[START Rows]

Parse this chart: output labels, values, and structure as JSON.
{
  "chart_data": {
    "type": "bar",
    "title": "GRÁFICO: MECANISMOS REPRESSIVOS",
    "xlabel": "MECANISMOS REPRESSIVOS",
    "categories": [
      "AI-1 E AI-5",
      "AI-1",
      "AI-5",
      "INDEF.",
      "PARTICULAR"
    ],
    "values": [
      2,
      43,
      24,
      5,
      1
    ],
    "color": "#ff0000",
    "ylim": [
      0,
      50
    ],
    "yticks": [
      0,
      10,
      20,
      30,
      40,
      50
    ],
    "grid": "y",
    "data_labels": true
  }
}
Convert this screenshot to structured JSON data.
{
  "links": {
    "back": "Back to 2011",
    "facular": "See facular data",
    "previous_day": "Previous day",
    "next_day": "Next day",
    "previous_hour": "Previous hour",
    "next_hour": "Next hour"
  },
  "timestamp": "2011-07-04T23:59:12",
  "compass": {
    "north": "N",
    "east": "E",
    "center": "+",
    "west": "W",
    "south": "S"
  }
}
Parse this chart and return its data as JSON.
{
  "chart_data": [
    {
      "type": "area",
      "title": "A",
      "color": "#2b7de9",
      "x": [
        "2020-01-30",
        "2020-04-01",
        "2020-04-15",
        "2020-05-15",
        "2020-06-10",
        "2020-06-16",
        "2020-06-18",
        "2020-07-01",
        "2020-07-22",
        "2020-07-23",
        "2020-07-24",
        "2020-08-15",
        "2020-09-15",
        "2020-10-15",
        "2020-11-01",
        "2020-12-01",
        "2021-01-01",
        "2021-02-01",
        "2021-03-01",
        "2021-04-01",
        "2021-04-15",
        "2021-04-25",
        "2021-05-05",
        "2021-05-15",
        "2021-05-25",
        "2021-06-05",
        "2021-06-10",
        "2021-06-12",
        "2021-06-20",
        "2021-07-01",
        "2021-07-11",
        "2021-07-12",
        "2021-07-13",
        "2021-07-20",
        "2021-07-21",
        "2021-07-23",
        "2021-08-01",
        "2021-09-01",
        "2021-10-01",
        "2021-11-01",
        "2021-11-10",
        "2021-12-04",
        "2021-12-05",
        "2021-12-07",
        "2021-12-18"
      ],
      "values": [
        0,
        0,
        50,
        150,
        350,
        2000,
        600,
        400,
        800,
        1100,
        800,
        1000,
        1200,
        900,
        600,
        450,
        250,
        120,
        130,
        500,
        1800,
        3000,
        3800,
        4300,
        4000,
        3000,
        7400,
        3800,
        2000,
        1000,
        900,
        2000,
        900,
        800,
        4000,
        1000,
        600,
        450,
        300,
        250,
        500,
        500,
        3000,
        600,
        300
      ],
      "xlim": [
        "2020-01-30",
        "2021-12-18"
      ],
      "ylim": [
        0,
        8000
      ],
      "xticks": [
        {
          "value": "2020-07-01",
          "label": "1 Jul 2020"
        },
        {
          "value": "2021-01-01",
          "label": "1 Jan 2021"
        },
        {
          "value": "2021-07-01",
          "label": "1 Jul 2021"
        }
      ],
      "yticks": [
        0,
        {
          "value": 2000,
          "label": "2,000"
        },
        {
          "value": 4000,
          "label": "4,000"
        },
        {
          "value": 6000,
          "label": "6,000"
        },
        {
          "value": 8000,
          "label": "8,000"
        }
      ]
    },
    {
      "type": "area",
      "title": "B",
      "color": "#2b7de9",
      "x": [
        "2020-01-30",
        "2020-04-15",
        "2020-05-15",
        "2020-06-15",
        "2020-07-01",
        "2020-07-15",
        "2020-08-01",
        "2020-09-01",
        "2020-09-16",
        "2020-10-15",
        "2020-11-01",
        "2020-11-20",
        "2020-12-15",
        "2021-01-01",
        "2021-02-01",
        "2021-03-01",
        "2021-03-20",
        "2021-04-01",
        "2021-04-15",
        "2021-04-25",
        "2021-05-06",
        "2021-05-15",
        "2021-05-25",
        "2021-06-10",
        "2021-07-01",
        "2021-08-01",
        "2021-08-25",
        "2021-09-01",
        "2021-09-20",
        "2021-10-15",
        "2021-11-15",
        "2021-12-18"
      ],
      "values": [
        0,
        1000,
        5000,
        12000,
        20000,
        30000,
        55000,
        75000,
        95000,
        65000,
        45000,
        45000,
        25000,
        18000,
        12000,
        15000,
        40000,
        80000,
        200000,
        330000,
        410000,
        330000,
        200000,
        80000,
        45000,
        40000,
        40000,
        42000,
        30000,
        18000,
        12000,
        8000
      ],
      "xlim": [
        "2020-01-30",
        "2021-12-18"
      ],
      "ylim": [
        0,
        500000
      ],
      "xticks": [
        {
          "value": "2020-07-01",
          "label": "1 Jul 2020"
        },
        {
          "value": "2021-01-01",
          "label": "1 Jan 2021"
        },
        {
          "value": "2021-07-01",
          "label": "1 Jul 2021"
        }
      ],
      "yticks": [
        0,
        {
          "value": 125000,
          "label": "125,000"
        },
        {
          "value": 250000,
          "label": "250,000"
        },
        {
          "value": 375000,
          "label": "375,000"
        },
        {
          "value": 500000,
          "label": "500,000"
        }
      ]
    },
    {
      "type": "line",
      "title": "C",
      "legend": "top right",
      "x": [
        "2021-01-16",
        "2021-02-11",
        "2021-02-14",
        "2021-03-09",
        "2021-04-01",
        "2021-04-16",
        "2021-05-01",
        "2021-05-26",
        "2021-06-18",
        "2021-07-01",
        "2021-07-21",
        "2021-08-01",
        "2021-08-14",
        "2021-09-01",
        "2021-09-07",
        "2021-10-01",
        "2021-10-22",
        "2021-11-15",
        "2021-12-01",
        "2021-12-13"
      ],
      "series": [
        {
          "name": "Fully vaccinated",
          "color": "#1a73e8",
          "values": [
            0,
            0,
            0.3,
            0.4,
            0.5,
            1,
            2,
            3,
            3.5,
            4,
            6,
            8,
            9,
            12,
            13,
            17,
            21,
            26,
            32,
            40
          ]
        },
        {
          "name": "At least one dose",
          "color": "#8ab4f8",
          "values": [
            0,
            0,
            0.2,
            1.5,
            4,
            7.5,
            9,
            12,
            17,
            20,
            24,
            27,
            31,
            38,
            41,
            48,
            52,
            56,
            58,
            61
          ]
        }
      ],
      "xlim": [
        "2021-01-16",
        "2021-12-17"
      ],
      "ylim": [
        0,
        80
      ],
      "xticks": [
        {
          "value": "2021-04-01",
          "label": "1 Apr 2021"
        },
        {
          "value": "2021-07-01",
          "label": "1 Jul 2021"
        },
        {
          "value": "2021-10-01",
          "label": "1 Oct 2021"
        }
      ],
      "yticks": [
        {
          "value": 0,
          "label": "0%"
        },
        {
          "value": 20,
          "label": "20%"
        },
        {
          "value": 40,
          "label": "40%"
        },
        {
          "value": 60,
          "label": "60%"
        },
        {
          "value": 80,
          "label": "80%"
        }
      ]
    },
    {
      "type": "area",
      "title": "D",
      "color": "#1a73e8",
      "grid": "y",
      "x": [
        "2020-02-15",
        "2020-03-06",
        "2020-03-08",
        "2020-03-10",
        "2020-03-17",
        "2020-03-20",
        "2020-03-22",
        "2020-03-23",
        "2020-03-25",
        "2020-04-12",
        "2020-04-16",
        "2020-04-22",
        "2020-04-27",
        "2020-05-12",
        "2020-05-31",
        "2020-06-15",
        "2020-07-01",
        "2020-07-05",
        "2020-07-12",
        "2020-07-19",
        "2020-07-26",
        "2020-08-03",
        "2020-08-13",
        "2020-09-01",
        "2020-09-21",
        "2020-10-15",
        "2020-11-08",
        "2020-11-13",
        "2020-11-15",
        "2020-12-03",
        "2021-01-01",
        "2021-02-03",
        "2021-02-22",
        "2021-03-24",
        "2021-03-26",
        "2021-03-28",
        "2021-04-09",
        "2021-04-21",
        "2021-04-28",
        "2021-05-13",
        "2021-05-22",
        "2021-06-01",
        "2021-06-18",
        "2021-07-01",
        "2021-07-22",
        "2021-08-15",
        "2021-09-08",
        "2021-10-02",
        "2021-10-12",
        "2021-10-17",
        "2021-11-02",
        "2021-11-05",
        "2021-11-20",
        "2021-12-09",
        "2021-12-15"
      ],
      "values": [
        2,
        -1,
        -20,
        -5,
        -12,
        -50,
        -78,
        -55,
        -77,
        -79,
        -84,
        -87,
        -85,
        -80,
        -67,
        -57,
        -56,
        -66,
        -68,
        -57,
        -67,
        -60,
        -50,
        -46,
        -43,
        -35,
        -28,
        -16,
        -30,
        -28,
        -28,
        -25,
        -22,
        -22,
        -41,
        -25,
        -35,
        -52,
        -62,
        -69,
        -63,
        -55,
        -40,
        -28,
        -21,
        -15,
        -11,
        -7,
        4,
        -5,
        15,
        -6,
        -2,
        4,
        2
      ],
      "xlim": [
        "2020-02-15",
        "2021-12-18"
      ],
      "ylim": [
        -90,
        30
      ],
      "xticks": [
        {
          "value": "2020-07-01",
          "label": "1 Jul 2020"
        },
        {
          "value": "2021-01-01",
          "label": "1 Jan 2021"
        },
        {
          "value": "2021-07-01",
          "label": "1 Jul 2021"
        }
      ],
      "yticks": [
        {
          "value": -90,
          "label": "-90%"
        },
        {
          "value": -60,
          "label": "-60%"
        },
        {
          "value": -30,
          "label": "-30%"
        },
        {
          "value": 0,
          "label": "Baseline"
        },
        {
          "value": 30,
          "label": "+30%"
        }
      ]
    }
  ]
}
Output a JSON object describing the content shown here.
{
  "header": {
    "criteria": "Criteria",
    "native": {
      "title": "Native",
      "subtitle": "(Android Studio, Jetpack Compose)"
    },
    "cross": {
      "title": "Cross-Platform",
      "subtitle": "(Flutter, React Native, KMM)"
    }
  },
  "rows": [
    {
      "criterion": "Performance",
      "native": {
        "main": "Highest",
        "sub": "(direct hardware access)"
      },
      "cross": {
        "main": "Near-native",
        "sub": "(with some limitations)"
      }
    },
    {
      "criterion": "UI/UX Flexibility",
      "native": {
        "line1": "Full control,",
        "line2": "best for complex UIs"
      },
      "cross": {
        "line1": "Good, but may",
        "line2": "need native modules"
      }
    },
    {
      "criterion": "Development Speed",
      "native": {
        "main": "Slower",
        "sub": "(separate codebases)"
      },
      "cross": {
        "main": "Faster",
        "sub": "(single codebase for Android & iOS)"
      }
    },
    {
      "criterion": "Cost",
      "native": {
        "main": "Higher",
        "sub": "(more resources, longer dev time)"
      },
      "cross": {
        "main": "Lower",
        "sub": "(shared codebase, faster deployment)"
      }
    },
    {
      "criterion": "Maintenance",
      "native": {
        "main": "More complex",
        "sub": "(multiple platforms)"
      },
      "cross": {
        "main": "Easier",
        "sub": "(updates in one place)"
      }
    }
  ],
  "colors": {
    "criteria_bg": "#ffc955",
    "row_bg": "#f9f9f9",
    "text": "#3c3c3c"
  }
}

[END Rows]

** Goal **
Copy each line holding the word "REPRESSIVOS" from the listing above.

** Answer below **
    "title": "GRÁFICO: MECANISMOS REPRESSIVOS",
    "xlabel": "MECANISMOS REPRESSIVOS",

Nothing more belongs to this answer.